- Task material
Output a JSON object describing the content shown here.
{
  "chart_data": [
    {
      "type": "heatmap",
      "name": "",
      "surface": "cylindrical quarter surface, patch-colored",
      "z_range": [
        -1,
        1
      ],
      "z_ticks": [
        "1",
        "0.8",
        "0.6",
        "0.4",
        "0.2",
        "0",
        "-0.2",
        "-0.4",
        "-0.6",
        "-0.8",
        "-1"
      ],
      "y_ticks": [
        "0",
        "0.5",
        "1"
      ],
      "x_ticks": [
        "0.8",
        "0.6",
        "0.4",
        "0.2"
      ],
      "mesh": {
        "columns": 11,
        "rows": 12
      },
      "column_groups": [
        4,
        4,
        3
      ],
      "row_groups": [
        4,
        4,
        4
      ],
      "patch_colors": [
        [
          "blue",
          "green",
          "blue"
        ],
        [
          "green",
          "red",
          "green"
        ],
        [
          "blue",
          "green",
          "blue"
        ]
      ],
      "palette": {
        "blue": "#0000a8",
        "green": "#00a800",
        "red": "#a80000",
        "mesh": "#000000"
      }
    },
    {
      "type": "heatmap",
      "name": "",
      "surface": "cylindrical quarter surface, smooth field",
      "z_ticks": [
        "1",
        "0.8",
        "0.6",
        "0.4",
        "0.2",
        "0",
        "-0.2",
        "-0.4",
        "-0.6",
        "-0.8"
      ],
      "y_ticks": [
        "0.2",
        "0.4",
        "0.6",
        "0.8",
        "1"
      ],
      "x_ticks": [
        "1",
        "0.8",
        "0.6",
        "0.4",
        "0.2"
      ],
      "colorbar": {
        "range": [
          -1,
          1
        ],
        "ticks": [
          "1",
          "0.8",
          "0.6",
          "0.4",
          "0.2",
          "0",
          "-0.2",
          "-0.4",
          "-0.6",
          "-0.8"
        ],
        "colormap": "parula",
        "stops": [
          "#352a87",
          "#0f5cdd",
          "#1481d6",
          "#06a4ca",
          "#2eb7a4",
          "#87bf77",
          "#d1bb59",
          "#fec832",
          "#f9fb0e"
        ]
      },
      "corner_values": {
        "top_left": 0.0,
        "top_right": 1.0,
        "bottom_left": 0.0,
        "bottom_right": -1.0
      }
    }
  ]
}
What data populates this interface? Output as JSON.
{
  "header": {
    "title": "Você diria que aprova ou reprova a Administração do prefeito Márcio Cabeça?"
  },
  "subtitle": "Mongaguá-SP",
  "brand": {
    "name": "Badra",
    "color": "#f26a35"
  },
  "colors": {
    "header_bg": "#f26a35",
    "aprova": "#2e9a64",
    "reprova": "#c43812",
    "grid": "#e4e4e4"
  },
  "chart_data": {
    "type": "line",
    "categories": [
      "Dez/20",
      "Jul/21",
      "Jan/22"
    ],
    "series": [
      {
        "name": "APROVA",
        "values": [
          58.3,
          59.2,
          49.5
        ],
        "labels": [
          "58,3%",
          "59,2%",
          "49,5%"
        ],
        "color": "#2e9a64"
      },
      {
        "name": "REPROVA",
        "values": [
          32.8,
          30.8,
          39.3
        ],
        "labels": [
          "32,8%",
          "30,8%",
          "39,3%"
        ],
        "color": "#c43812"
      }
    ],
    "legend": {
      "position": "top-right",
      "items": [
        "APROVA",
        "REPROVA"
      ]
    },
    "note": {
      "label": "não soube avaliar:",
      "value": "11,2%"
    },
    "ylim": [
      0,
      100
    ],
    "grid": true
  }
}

- What you are asked to do
The string "quarter" may appear in lines of the listing above; tally those lines and give the number only.

- Exercise result
2